(Exercise): Can you copy every line of the material below character for character?

╭─ Raw data

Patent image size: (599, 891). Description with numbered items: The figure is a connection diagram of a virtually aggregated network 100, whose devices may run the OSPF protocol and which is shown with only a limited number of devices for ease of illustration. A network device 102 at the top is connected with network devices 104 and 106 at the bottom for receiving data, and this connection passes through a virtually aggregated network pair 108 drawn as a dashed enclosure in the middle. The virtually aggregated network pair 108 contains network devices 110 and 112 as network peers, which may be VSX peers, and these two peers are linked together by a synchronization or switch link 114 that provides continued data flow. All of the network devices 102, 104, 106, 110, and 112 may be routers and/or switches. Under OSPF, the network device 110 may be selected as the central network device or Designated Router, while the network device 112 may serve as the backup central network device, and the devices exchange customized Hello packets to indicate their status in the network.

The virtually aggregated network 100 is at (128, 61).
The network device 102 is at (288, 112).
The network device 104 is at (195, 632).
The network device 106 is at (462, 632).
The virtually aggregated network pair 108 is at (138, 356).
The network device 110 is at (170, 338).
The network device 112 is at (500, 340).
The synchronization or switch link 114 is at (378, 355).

╰─

(Task answer):
Patent image size: (599, 891). Description with numbered items: The figure is a connection diagram of a virtually aggregated network 100, whose devices may run the OSPF protocol and which is shown with only a limited number of devices for ease of illustration. A network device 102 at the top is connected with network devices 104 and 106 at the bottom for receiving data, and this connection passes through a virtually aggregated network pair 108 drawn as a dashed enclosure in the middle. The virtually aggregated network pair 108 contains network devices 110 and 112 as network peers, which may be VSX peers, and these two peers are linked together by a synchronization or switch link 114 that provides continued data flow. All of the network devices 102, 104, 106, 110, and 112 may be routers and/or switches. Under OSPF, the network device 110 may be selected as the central network device or Designated Router, while the network device 112 may serve as the backup central network device, and the devices exchange customized Hello packets to indicate their status in the network.

The virtually aggregated network 100 is at (128, 61).
The network device 102 is at (288, 112).
The network device 104 is at (195, 632).
The network device 106 is at (462, 632).
The virtually aggregated network pair 108 is at (138, 356).
The network device 110 is at (170, 338).
The network device 112 is at (500, 340).
The synchronization or switch link 114 is at (378, 355).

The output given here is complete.